- Exercise brief
Scan the entries below and count the lines holding the string "で囲んでください". Supply only the number.
(begin)
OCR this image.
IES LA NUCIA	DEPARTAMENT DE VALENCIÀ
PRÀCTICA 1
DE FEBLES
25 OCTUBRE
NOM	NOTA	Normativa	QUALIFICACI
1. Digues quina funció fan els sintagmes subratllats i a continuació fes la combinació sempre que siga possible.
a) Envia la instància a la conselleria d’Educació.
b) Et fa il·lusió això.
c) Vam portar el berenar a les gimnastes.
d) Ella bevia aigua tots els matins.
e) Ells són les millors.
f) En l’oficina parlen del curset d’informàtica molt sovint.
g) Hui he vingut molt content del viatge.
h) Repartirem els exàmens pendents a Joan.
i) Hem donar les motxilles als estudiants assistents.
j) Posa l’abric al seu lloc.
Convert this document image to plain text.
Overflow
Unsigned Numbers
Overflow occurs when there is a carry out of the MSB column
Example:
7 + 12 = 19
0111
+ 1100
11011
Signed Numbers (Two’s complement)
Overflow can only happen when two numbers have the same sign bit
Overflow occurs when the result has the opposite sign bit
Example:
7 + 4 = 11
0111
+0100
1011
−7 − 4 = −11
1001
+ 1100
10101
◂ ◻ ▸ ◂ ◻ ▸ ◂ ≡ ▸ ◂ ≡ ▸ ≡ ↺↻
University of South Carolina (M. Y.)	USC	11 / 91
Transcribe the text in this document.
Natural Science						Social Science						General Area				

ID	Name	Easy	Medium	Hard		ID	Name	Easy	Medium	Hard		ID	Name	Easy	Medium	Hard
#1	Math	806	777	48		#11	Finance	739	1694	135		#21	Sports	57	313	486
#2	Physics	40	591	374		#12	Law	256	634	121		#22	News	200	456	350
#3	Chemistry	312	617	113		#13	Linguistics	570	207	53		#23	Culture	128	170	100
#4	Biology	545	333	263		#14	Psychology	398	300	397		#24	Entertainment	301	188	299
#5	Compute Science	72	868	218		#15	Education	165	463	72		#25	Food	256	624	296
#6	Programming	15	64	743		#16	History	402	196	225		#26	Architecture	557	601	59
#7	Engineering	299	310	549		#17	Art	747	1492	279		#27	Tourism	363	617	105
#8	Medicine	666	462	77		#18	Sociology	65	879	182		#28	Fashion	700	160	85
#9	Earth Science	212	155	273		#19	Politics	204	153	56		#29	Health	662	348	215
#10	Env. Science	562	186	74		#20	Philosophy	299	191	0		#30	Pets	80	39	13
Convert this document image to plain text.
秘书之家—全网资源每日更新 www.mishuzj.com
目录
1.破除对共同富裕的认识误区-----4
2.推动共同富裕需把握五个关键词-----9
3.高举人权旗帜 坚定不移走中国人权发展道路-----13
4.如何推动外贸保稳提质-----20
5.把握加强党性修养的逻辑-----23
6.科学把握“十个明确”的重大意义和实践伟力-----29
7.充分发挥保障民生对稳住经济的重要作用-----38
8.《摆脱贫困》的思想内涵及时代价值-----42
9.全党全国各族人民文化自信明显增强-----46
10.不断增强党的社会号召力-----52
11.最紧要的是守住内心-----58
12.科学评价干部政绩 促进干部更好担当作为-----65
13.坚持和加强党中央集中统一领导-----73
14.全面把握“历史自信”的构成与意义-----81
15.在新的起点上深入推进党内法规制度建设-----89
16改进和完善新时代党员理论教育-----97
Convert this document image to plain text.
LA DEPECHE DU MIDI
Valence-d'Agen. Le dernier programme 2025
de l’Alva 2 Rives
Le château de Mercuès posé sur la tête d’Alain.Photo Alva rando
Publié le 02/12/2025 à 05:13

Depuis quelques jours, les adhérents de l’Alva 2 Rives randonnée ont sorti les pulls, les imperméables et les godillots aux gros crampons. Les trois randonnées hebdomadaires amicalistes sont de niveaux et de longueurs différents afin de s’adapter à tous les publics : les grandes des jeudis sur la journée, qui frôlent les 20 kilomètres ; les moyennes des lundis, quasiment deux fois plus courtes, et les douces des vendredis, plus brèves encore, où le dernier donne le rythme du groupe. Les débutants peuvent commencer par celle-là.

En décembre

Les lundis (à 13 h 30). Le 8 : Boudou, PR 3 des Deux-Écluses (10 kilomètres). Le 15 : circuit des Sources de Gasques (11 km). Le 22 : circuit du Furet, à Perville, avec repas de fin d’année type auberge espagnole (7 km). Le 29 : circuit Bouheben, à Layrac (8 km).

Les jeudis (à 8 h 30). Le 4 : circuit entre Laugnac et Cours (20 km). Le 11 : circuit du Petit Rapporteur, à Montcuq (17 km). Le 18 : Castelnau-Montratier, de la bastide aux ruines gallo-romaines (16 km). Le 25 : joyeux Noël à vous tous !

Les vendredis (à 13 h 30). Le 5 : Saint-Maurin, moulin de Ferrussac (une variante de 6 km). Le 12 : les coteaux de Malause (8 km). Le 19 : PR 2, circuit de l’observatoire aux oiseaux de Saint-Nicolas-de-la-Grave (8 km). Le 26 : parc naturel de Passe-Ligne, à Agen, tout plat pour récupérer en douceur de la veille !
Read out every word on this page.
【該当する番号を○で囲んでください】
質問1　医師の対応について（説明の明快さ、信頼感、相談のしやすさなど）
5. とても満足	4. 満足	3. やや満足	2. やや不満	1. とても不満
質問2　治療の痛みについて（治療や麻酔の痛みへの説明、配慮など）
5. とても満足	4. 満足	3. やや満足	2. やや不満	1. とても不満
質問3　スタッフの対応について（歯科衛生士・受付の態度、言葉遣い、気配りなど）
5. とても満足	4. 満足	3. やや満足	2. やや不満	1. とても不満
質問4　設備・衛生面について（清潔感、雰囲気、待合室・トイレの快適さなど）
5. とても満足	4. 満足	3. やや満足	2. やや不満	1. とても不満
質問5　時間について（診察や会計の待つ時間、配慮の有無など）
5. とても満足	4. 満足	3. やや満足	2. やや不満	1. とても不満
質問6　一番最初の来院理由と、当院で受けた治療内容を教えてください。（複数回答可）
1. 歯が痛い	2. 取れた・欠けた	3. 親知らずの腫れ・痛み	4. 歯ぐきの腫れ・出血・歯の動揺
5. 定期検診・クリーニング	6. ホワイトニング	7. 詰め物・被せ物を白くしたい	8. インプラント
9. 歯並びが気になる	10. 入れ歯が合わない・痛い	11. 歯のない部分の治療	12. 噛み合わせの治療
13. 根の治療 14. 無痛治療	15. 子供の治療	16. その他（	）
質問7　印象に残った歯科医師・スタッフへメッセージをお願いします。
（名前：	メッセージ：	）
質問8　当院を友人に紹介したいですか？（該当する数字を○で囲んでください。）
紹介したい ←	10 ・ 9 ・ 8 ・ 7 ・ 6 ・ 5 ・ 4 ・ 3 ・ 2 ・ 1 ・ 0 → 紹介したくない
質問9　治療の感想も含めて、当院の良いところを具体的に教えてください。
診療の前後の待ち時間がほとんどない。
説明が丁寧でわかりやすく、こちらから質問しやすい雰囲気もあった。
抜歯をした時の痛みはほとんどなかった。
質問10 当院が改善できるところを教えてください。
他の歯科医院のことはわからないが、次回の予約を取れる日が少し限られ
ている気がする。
(end)
- Solution
2